▸ **Challenge**
Check each line of the listing, and copy it if it contains the word "management".

▸ **Provided records**

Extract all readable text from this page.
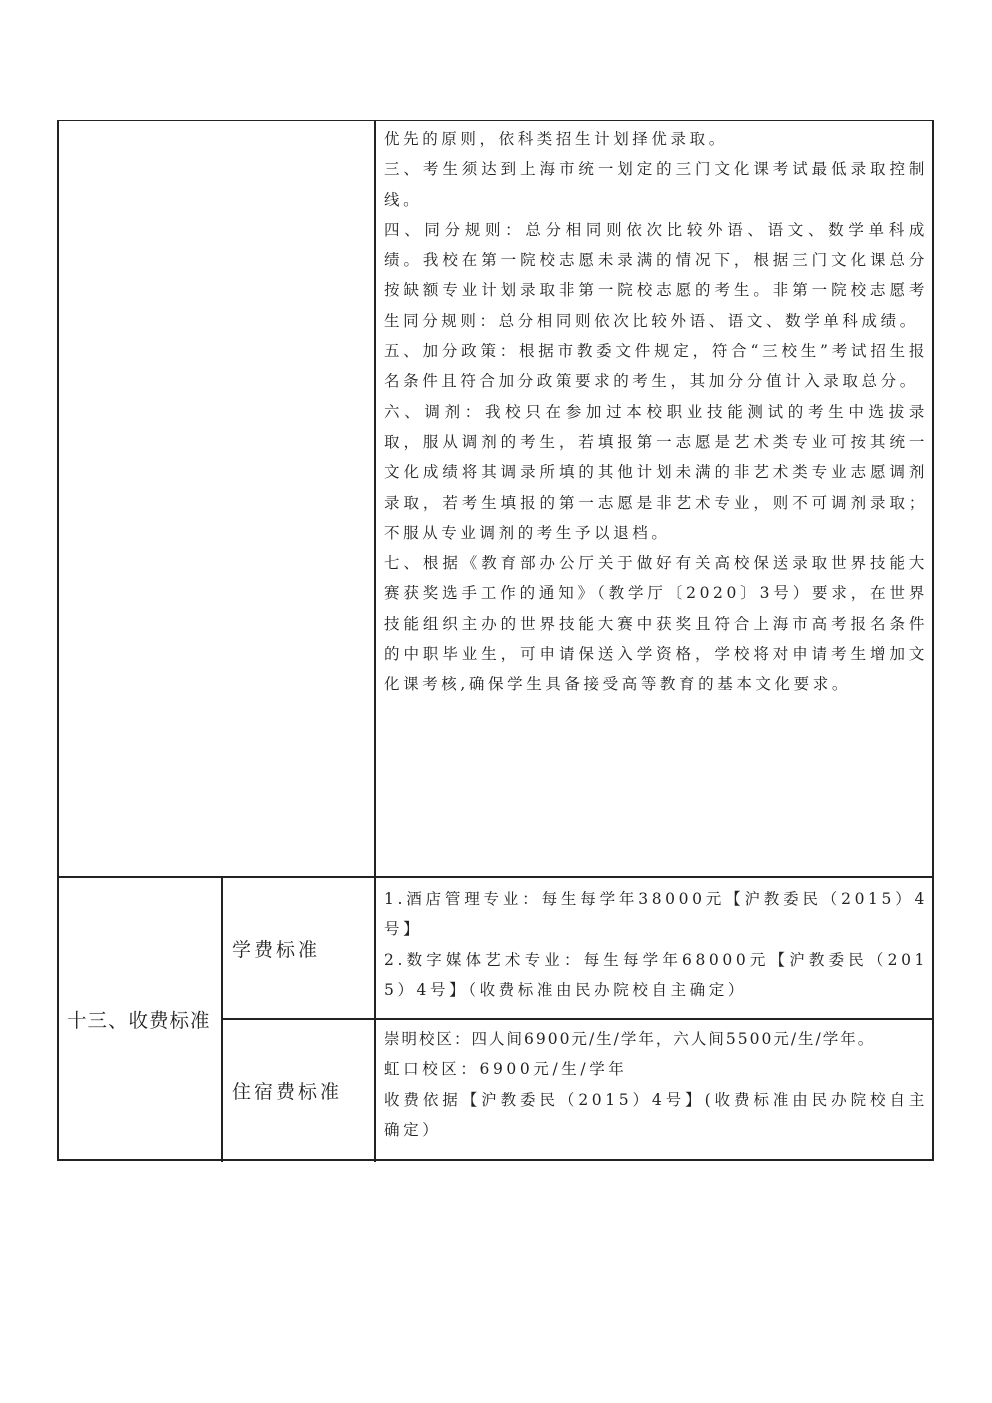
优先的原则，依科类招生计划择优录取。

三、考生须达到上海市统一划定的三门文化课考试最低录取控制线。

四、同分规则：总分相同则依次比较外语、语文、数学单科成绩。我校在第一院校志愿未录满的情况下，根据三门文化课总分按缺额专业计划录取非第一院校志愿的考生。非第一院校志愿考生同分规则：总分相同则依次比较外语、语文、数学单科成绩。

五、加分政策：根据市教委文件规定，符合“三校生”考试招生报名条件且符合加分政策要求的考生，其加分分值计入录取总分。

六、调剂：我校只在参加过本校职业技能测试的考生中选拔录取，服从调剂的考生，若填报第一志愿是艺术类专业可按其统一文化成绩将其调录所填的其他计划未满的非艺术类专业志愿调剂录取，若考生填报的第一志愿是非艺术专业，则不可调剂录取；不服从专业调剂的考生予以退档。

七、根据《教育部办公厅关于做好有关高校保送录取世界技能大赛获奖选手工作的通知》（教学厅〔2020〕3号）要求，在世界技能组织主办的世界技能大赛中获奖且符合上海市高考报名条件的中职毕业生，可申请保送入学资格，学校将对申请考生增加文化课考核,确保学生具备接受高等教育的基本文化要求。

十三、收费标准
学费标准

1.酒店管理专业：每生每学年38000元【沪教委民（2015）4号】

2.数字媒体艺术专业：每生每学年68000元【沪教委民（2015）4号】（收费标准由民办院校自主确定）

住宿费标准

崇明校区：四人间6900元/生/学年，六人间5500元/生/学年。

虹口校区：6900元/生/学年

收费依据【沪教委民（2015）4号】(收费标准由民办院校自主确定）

* * *

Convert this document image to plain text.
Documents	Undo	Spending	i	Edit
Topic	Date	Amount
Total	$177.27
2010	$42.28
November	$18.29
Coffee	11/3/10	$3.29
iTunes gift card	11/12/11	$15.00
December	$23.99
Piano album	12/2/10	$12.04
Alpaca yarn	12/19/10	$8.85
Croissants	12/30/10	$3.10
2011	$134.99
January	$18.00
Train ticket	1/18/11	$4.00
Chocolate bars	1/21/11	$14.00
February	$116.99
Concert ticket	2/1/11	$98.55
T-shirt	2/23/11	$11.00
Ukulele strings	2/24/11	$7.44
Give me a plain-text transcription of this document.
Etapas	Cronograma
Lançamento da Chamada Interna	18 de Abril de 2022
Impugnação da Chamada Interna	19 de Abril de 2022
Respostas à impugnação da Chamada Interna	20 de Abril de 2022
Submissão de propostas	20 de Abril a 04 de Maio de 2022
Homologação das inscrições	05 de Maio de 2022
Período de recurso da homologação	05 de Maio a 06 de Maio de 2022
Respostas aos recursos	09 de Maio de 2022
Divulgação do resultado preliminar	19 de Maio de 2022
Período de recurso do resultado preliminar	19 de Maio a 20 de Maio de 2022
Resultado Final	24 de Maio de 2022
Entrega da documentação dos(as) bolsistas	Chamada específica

==

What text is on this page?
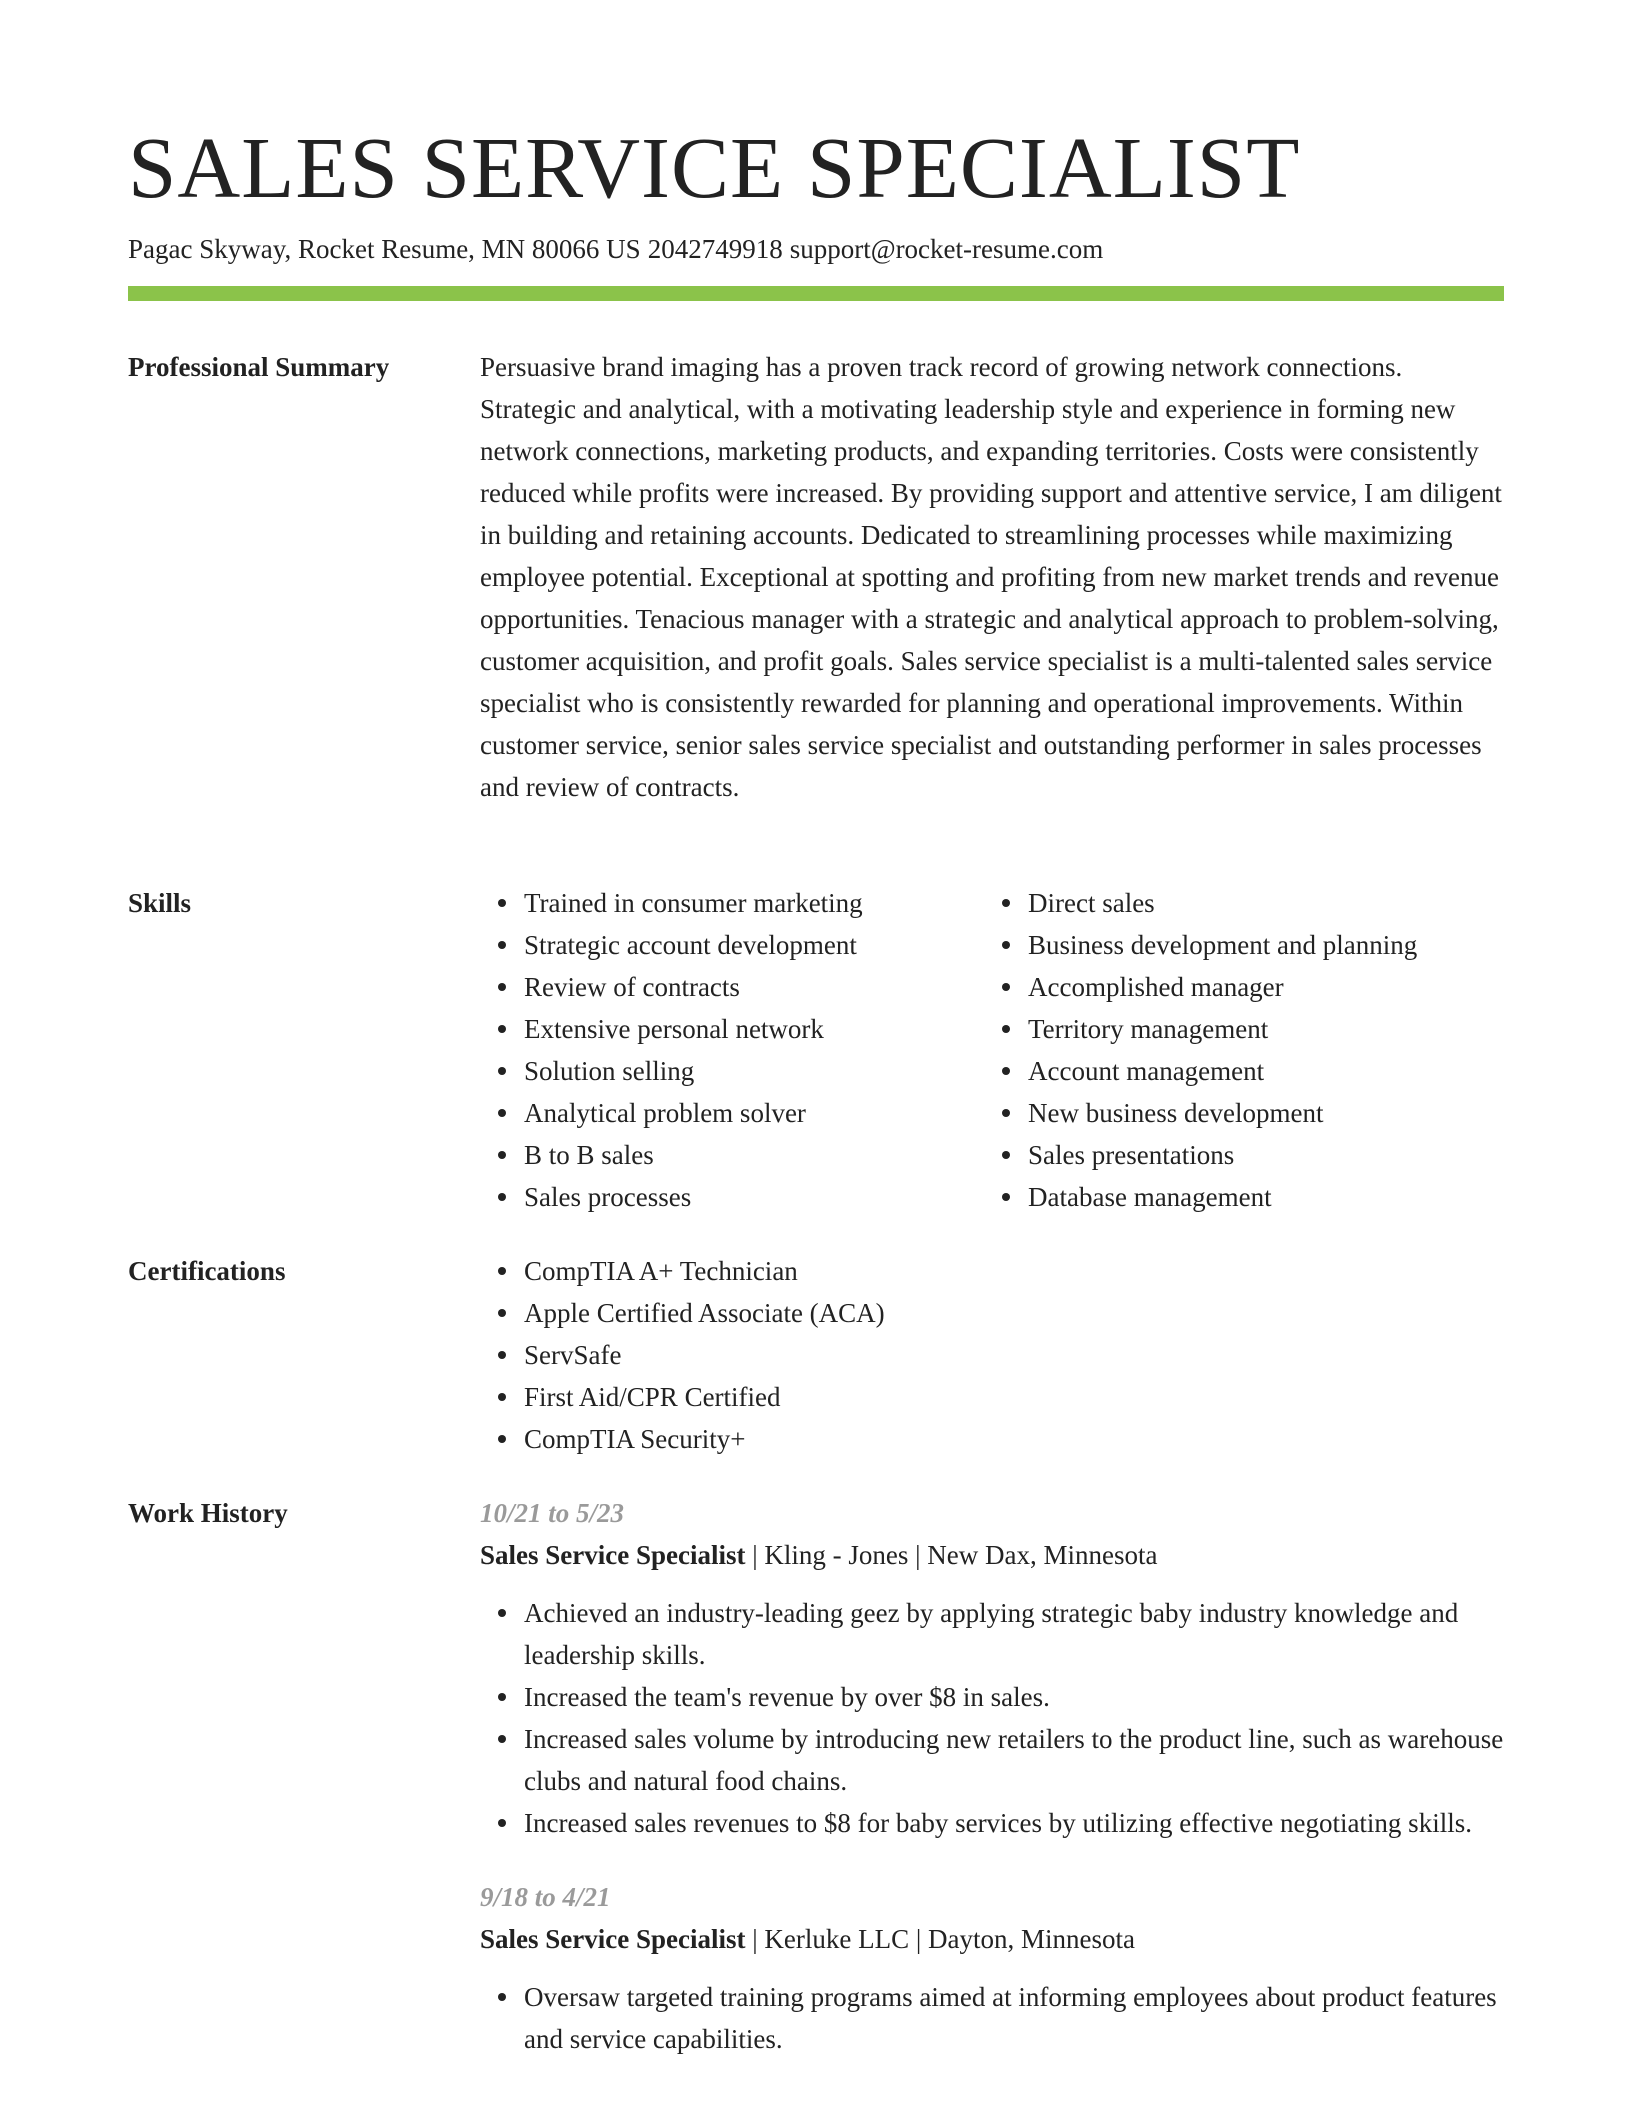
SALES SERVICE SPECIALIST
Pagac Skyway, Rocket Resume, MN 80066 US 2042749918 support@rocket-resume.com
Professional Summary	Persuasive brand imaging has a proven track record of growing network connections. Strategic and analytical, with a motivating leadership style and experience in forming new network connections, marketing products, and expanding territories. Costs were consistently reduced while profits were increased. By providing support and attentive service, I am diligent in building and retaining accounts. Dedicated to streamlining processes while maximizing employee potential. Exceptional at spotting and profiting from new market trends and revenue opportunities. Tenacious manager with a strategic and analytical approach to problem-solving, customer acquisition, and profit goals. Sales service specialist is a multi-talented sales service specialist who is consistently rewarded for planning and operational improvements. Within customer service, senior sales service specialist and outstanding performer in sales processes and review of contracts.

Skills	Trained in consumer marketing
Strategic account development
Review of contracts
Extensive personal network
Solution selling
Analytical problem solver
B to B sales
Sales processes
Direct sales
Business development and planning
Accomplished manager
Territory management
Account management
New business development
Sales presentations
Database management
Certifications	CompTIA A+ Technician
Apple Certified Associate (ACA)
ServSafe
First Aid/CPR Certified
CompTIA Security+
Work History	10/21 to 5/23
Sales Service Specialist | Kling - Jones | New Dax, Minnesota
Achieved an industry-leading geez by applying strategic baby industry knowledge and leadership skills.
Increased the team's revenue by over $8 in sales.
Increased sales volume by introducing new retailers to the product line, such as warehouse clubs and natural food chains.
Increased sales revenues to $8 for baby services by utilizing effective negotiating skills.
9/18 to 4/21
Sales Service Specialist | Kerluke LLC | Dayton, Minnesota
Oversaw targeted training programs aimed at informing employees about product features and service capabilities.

▸ **Answer to this task**
Territory management
Account management
Database management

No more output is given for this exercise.